The pictures do not go in the copy. Reproduce the rest of the entries exactly.

(Page records with their text)

::::

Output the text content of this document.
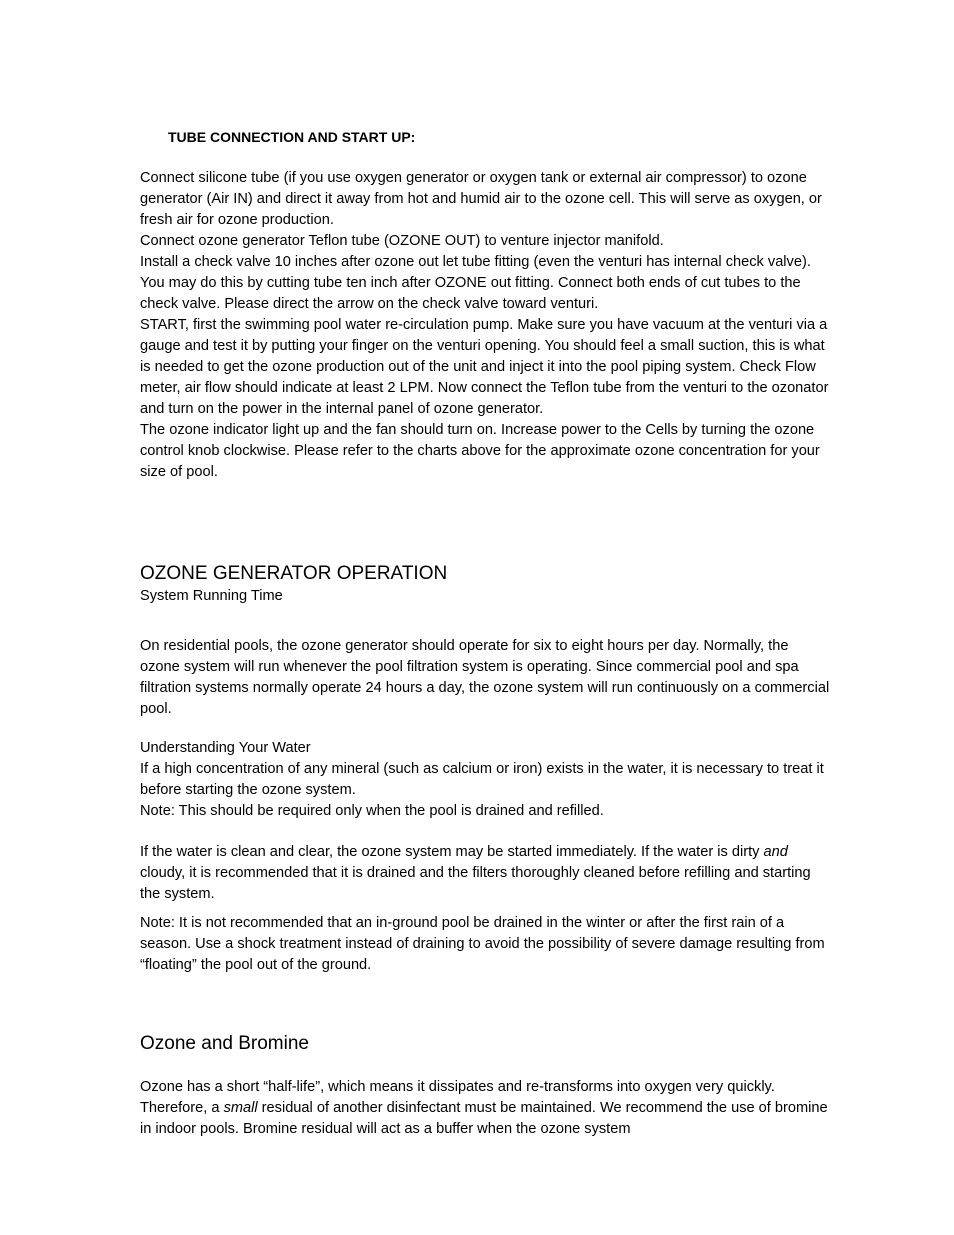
TUBE CONNECTION AND START UP:

Connect silicone tube (if you use oxygen generator or oxygen tank or external air compressor) to ozone generator (Air IN) and direct it away from hot and humid air to the ozone cell. This will serve as oxygen, or fresh air for ozone production.

Connect ozone generator Teflon tube (OZONE OUT) to venture injector manifold.

Install a check valve 10 inches after ozone out let tube fitting (even the venturi has internal check valve). You may do this by cutting tube ten inch after OZONE out fitting. Connect both ends of cut tubes to the check valve. Please direct the arrow on the check valve toward venturi.

START, first the swimming pool water re-circulation pump. Make sure you have vacuum at the venturi via a gauge and test it by putting your finger on the venturi opening. You should feel a small suction, this is what is needed to get the ozone production out of the unit and inject it into the pool piping system. Check Flow meter, air flow should indicate at least 2 LPM. Now connect the Teflon tube from the venturi to the ozonator and turn on the power in the internal panel of ozone generator.

The ozone indicator light up and the fan should turn on. Increase power to the Cells by turning the ozone control knob clockwise. Please refer to the charts above for the approximate ozone concentration for your size of pool.

OZONE GENERATOR OPERATION

System Running Time

On residential pools, the ozone generator should operate for six to eight hours per day. Normally, the ozone system will run whenever the pool filtration system is operating. Since commercial pool and spa filtration systems normally operate 24 hours a day, the ozone system will run continuously on a commercial pool.

Understanding Your Water

If a high concentration of any mineral (such as calcium or iron) exists in the water, it is necessary to treat it before starting the ozone system.

Note: This should be required only when the pool is drained and refilled.

If the water is clean and clear, the ozone system may be started immediately. If the water is dirty and cloudy, it is recommended that it is drained and the filters thoroughly cleaned before refilling and starting the system.

Note: It is not recommended that an in-ground pool be drained in the winter or after the first rain of a season. Use a shock treatment instead of draining to avoid the possibility of severe damage resulting from “floating” the pool out of the ground.

Ozone and Bromine

Ozone has a short “half-life”, which means it dissipates and re-transforms into oxygen very quickly. Therefore, a small residual of another disinfectant must be maintained. We recommend the use of bromine in indoor pools. Bromine residual will act as a buffer when the ozone system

::::

## Task output
Output the text content of this document.
TUBE CONNECTION AND START UP:

Connect silicone tube (if you use oxygen generator or oxygen tank or external air compressor) to ozone generator (Air IN) and direct it away from hot and humid air to the ozone cell. This will serve as oxygen, or fresh air for ozone production.

Connect ozone generator Teflon tube (OZONE OUT) to venture injector manifold.

Install a check valve 10 inches after ozone out let tube fitting (even the venturi has internal check valve). You may do this by cutting tube ten inch after OZONE out fitting. Connect both ends of cut tubes to the check valve. Please direct the arrow on the check valve toward venturi.

START, first the swimming pool water re-circulation pump. Make sure you have vacuum at the venturi via a gauge and test it by putting your finger on the venturi opening. You should feel a small suction, this is what is needed to get the ozone production out of the unit and inject it into the pool piping system. Check Flow meter, air flow should indicate at least 2 LPM. Now connect the Teflon tube from the venturi to the ozonator and turn on the power in the internal panel of ozone generator.

The ozone indicator light up and the fan should turn on. Increase power to the Cells by turning the ozone control knob clockwise. Please refer to the charts above for the approximate ozone concentration for your size of pool.

OZONE GENERATOR OPERATION

System Running Time

On residential pools, the ozone generator should operate for six to eight hours per day. Normally, the ozone system will run whenever the pool filtration system is operating. Since commercial pool and spa filtration systems normally operate 24 hours a day, the ozone system will run continuously on a commercial pool.

Understanding Your Water

If a high concentration of any mineral (such as calcium or iron) exists in the water, it is necessary to treat it before starting the ozone system.

Note: This should be required only when the pool is drained and refilled.

If the water is clean and clear, the ozone system may be started immediately. If the water is dirty and cloudy, it is recommended that it is drained and the filters thoroughly cleaned before refilling and starting the system.

Note: It is not recommended that an in-ground pool be drained in the winter or after the first rain of a season. Use a shock treatment instead of draining to avoid the possibility of severe damage resulting from “floating” the pool out of the ground.

Ozone and Bromine

Ozone has a short “half-life”, which means it dissipates and re-transforms into oxygen very quickly. Therefore, a small residual of another disinfectant must be maintained. We recommend the use of bromine in indoor pools. Bromine residual will act as a buffer when the ozone system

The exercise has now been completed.